- Rows from a dataset
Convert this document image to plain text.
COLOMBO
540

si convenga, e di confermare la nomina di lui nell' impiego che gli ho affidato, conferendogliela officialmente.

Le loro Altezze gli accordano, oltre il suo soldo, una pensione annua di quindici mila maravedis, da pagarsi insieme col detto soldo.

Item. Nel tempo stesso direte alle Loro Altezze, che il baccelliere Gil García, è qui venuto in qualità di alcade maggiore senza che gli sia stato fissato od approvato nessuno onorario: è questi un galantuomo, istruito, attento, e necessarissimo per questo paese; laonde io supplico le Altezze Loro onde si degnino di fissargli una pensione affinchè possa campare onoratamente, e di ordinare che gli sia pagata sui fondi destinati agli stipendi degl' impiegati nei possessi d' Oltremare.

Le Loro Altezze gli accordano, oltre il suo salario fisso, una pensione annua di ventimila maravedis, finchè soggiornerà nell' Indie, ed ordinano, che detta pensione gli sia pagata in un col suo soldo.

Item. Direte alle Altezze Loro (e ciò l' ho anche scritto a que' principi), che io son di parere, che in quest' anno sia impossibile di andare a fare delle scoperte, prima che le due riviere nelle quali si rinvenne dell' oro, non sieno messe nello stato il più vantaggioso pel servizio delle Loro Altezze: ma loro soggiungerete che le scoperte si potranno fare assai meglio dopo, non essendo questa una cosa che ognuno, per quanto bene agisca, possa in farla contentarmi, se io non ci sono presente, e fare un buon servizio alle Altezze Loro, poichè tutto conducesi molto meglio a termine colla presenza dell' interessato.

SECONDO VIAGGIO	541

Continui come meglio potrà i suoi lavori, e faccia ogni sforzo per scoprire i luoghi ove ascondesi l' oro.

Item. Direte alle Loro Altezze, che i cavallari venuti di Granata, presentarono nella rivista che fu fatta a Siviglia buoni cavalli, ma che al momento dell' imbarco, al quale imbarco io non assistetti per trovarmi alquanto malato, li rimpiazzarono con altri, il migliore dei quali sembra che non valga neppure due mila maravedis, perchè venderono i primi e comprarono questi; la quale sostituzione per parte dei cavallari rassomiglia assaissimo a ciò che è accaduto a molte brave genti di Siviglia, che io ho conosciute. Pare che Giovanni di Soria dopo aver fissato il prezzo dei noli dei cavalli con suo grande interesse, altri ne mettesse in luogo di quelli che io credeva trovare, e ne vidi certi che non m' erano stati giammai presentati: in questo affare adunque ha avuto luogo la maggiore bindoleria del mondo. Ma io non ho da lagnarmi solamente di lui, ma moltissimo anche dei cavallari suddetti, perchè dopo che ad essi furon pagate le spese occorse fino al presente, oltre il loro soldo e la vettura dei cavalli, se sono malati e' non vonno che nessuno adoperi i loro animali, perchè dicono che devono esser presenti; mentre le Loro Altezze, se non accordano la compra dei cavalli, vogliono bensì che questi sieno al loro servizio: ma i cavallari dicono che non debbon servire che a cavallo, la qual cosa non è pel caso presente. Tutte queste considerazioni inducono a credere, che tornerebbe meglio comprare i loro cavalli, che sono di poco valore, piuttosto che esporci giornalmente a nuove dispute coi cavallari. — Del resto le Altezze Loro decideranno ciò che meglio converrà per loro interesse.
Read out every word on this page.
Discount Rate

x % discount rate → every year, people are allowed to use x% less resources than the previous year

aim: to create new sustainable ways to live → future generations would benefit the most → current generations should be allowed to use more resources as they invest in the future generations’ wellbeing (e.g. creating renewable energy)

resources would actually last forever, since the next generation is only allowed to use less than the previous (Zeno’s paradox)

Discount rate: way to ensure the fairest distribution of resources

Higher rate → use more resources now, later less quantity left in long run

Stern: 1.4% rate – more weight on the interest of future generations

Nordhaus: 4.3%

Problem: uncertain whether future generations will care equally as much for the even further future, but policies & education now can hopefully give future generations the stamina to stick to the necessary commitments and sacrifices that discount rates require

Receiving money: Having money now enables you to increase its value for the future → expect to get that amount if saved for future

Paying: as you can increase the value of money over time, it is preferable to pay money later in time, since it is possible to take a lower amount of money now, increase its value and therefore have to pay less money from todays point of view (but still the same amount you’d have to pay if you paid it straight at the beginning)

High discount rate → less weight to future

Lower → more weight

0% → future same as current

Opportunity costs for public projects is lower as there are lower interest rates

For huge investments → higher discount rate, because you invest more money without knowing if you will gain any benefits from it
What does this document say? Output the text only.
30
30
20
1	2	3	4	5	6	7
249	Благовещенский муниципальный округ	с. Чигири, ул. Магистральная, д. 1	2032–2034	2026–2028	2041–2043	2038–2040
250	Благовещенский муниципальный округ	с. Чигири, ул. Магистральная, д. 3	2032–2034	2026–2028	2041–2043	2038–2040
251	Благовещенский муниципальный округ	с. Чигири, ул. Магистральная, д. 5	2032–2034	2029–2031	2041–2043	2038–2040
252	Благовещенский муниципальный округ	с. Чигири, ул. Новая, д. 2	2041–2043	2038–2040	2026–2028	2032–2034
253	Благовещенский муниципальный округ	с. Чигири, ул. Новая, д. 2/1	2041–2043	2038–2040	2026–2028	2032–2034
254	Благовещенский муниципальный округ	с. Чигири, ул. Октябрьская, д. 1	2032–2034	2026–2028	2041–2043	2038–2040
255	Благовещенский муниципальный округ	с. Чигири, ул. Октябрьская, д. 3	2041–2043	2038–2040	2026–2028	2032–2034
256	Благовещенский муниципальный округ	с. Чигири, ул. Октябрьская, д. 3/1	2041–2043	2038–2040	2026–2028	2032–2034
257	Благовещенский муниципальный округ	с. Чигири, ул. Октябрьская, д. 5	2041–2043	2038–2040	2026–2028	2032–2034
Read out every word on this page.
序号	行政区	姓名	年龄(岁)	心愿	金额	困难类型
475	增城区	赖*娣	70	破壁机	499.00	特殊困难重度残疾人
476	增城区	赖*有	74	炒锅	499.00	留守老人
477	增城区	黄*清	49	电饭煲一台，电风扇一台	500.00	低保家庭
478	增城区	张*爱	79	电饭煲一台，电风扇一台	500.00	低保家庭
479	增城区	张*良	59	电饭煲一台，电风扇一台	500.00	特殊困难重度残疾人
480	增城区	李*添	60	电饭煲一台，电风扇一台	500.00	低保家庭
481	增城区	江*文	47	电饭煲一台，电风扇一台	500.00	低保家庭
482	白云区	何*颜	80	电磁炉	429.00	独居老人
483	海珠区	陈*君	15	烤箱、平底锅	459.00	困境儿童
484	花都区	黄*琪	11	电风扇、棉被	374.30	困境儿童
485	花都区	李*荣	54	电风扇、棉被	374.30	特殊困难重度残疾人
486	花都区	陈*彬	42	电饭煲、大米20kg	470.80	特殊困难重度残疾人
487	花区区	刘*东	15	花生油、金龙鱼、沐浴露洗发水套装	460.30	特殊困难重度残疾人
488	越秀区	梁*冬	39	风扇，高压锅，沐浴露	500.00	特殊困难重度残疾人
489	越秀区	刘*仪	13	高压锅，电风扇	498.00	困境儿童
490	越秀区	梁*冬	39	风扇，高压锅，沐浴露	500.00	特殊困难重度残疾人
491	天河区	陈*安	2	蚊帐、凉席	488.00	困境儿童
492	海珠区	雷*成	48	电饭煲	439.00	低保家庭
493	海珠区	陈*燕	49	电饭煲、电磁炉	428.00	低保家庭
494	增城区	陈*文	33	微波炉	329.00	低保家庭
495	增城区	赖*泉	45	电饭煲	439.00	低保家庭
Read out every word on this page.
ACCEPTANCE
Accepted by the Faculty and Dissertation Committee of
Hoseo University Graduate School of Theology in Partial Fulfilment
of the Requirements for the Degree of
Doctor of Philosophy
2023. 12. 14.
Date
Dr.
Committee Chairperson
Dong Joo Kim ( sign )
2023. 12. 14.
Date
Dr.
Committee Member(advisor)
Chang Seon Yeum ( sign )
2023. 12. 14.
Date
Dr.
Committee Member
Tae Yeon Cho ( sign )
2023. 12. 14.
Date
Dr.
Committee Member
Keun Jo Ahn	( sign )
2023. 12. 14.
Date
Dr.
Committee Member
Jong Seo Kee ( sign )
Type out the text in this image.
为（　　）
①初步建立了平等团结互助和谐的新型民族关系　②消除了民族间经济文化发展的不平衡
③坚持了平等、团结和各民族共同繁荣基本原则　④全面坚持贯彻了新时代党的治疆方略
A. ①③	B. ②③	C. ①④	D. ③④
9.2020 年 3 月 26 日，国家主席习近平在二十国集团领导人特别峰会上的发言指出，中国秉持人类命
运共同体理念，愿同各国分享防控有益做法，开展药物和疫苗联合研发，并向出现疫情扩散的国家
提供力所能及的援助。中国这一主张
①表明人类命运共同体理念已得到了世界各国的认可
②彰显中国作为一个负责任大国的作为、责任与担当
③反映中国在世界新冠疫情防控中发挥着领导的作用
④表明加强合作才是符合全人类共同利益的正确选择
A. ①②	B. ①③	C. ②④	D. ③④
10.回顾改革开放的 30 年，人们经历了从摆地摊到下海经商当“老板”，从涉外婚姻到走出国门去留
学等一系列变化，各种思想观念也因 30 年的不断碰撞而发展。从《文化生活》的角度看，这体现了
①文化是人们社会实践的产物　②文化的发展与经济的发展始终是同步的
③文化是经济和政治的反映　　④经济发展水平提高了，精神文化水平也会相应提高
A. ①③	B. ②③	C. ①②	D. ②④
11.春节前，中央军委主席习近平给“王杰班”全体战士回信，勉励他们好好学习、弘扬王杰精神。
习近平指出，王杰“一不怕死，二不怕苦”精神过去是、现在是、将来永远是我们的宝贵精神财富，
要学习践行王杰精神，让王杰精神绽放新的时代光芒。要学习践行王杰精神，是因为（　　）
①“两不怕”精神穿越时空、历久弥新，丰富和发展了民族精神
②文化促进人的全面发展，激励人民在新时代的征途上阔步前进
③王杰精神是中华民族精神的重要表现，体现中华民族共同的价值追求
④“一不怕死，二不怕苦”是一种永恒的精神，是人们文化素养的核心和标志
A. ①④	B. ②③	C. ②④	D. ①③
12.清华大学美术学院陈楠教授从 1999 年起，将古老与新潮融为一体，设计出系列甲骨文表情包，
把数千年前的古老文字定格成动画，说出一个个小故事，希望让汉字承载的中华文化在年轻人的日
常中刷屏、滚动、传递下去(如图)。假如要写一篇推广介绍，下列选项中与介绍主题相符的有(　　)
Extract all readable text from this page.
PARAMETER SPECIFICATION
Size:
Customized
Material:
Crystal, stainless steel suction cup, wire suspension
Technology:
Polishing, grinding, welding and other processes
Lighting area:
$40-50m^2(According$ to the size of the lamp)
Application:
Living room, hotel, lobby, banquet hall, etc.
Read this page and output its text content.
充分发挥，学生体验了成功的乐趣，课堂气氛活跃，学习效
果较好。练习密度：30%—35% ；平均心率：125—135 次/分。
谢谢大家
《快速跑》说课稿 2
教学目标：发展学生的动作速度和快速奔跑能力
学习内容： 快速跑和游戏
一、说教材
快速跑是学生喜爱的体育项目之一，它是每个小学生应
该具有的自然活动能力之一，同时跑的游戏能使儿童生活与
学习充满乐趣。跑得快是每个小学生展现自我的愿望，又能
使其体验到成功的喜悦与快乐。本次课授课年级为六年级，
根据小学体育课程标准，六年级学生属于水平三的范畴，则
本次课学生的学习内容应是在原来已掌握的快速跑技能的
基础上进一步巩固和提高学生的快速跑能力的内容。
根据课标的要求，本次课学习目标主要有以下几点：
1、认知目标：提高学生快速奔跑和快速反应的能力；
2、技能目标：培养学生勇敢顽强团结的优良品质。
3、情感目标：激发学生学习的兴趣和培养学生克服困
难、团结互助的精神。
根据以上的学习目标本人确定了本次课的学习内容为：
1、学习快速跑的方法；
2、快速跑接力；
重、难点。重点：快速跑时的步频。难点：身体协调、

- WHAT THE EXERCISE ASKS
Would you give again, word for word, every line from the one with "Read this page and output its text content." through the final line of the listing above?

- THE RESULT
Read this page and output its text content.
充分发挥，学生体验了成功的乐趣，课堂气氛活跃，学习效
果较好。练习密度：30%—35% ；平均心率：125—135 次/分。
谢谢大家
《快速跑》说课稿 2
教学目标：发展学生的动作速度和快速奔跑能力
学习内容： 快速跑和游戏
一、说教材
快速跑是学生喜爱的体育项目之一，它是每个小学生应
该具有的自然活动能力之一，同时跑的游戏能使儿童生活与
学习充满乐趣。跑得快是每个小学生展现自我的愿望，又能
使其体验到成功的喜悦与快乐。本次课授课年级为六年级，
根据小学体育课程标准，六年级学生属于水平三的范畴，则
本次课学生的学习内容应是在原来已掌握的快速跑技能的
基础上进一步巩固和提高学生的快速跑能力的内容。
根据课标的要求，本次课学习目标主要有以下几点：
1、认知目标：提高学生快速奔跑和快速反应的能力；
2、技能目标：培养学生勇敢顽强团结的优良品质。
3、情感目标：激发学生学习的兴趣和培养学生克服困
难、团结互助的精神。
根据以上的学习目标本人确定了本次课的学习内容为：
1、学习快速跑的方法；
2、快速跑接力；
重、难点。重点：快速跑时的步频。难点：身体协调、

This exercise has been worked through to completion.